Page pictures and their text
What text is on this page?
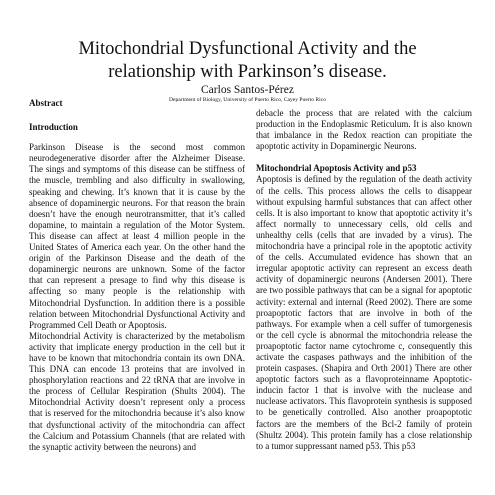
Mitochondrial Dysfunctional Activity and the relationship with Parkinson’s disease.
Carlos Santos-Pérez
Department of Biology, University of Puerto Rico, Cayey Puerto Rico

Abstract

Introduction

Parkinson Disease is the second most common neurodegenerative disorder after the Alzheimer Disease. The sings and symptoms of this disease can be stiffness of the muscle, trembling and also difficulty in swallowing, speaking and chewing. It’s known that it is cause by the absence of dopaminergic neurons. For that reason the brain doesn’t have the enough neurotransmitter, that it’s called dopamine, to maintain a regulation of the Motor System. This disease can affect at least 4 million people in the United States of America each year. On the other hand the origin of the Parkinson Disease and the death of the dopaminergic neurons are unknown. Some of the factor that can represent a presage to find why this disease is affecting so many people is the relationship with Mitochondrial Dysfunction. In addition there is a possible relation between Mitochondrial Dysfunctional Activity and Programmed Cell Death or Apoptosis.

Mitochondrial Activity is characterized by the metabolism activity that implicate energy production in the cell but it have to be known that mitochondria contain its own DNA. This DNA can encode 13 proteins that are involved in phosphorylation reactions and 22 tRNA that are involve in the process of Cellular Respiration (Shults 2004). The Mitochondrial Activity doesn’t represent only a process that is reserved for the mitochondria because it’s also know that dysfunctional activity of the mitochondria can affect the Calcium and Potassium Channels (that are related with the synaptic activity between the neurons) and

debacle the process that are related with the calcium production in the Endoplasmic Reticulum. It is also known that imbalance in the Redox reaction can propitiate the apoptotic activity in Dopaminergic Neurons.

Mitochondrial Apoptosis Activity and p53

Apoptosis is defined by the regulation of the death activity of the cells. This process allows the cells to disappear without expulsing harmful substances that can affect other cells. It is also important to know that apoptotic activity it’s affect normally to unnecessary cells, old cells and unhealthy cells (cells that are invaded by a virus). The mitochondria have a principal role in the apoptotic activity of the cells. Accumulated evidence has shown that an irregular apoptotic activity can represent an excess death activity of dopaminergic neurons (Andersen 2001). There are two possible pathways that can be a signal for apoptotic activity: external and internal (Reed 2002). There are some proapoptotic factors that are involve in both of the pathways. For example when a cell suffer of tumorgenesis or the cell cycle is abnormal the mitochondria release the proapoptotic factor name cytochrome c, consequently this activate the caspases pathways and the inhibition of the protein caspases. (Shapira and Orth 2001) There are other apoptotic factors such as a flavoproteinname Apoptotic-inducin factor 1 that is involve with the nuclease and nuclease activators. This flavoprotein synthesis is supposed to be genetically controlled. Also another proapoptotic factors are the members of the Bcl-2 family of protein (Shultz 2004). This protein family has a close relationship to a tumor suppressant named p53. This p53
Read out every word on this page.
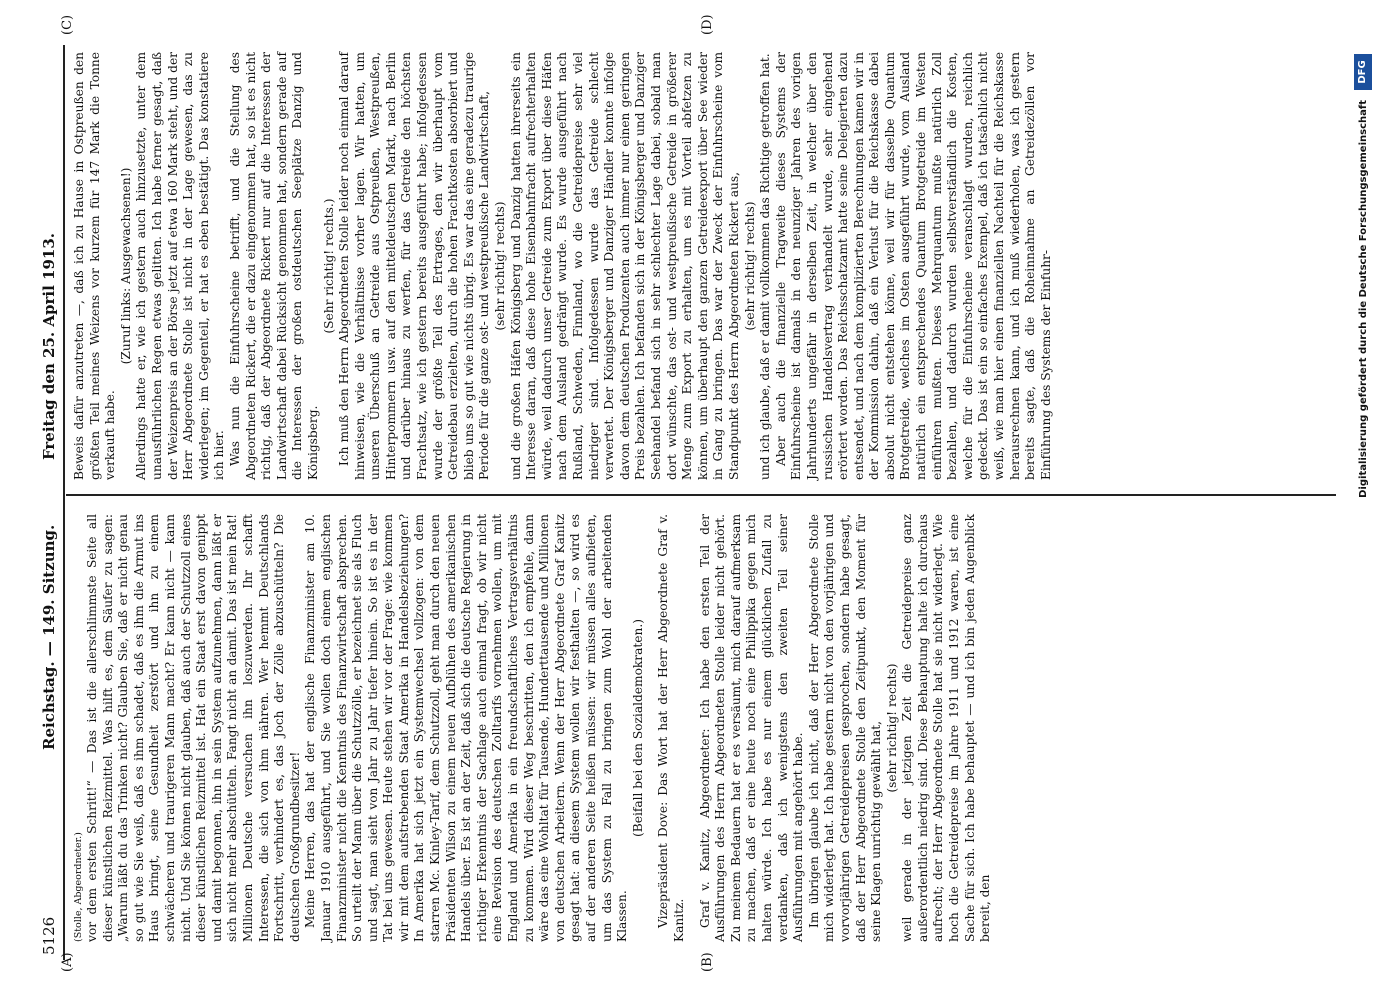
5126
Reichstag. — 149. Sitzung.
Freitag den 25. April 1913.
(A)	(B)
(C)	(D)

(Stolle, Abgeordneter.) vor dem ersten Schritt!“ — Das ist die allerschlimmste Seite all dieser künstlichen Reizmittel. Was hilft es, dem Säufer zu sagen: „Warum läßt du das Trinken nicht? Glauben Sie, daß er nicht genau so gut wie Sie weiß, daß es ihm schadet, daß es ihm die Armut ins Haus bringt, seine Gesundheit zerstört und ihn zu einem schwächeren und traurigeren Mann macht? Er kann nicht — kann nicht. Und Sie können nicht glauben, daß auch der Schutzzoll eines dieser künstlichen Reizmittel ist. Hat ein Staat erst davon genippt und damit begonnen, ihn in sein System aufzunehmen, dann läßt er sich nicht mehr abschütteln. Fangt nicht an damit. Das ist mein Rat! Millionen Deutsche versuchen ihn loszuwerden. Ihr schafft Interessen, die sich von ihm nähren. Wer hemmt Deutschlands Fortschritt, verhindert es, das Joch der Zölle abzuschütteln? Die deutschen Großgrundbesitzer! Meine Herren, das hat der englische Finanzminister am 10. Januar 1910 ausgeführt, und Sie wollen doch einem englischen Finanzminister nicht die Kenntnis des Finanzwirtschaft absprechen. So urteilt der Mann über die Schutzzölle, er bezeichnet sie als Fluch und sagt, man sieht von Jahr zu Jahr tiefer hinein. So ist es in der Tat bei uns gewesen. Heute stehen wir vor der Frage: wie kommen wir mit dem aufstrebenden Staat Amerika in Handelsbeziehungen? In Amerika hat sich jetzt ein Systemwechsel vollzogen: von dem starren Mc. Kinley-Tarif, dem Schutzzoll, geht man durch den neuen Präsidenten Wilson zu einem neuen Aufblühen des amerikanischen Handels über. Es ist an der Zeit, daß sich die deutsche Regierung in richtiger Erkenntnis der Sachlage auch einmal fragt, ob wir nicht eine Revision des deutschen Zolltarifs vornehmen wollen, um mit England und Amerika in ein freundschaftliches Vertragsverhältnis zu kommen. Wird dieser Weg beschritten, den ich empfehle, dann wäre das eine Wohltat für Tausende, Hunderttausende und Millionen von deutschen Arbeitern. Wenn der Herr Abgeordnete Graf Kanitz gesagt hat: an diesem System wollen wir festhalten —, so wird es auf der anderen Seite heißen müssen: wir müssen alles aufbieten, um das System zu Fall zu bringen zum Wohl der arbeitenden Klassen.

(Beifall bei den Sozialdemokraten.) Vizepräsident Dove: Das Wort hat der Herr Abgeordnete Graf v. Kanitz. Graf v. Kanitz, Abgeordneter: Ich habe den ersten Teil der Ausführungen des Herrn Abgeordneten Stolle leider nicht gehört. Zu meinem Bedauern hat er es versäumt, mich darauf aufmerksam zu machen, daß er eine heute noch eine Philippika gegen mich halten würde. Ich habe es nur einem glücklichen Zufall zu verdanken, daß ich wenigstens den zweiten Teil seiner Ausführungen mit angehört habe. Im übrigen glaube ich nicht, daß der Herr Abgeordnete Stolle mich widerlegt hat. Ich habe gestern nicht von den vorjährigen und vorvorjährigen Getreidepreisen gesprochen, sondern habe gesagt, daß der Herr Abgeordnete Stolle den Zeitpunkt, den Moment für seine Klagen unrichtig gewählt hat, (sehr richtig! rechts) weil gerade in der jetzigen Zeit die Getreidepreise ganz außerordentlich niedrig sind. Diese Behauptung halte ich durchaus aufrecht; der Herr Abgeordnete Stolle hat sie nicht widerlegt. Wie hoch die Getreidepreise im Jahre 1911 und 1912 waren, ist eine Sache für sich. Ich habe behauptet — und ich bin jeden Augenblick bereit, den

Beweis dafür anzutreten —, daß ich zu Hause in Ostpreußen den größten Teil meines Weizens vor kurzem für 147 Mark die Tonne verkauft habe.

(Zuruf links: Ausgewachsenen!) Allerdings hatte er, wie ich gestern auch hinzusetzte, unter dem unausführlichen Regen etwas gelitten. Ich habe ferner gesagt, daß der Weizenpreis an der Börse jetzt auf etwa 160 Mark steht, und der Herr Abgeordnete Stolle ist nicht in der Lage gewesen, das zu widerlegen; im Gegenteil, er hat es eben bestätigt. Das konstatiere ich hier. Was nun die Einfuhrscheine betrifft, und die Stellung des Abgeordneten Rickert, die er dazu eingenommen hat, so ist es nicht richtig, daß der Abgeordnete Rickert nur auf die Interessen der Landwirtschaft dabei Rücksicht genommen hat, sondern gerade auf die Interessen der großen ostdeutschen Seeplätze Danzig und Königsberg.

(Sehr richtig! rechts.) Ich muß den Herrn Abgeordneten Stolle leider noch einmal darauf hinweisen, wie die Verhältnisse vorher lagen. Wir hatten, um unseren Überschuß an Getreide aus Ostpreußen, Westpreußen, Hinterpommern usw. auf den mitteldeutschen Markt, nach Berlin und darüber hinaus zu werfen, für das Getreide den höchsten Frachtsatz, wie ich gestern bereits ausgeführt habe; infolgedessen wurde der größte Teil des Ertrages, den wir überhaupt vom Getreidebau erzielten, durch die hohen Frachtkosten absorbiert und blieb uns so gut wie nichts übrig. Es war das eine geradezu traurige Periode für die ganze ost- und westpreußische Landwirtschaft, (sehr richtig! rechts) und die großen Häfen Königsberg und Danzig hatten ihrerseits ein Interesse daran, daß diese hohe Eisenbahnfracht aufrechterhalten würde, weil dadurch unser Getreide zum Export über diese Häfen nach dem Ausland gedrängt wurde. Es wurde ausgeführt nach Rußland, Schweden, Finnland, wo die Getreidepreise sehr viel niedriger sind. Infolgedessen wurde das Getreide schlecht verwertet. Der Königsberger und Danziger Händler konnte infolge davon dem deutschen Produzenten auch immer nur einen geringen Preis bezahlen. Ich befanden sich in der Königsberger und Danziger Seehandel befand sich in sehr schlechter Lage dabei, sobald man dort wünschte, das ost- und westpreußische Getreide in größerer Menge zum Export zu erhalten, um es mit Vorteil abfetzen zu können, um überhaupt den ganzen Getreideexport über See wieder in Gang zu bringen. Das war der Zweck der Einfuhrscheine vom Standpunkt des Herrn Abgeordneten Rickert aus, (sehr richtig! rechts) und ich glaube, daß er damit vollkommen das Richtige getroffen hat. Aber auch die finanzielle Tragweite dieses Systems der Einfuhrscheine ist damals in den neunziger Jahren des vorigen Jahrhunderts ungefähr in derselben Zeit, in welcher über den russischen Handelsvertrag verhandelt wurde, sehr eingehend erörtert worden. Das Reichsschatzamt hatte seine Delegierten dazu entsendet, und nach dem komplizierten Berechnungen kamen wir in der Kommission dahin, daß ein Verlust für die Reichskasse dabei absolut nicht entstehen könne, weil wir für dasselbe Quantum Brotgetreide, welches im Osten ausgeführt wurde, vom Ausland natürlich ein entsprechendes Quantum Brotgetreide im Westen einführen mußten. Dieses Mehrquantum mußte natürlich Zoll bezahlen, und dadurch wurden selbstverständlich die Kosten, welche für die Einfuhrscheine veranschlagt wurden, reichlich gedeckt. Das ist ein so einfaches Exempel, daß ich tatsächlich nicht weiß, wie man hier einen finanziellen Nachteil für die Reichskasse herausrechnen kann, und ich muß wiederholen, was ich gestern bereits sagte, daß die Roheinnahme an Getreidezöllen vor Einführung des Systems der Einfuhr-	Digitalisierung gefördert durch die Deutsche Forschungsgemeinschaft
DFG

**Exercise**
Look through the entries and return every line where "doesn" appears.

**Task answer**
Parkinson Disease is the second most common neurodegenerative disorder after the Alzheimer Disease. The sings and symptoms of this disease can be stiffness of the muscle, trembling and also difficulty in swallowing, speaking and chewing. It’s known that it is cause by the absence of dopaminergic neurons. For that reason the brain doesn’t have the enough neurotransmitter, that it’s called dopamine, to maintain a regulation of the Motor System. This disease can affect at least 4 million people in the United States of America each year. On the other hand the origin of the Parkinson Disease and the death of the dopaminergic neurons are unknown. Some of the factor that can represent a presage to find why this disease is affecting so many people is the relationship with Mitochondrial Dysfunction. In addition there is a possible relation between Mitochondrial Dysfunctional Activity and Programmed Cell Death or Apoptosis.
Mitochondrial Activity is characterized by the metabolism activity that implicate energy production in the cell but it have to be known that mitochondria contain its own DNA. This DNA can encode 13 proteins that are involved in phosphorylation reactions and 22 tRNA that are involve in the process of Cellular Respiration (Shults 2004). The Mitochondrial Activity doesn’t represent only a process that is reserved for the mitochondria because it’s also know that dysfunctional activity of the mitochondria can affect the Calcium and Potassium Channels (that are related with the synaptic activity between the neurons) and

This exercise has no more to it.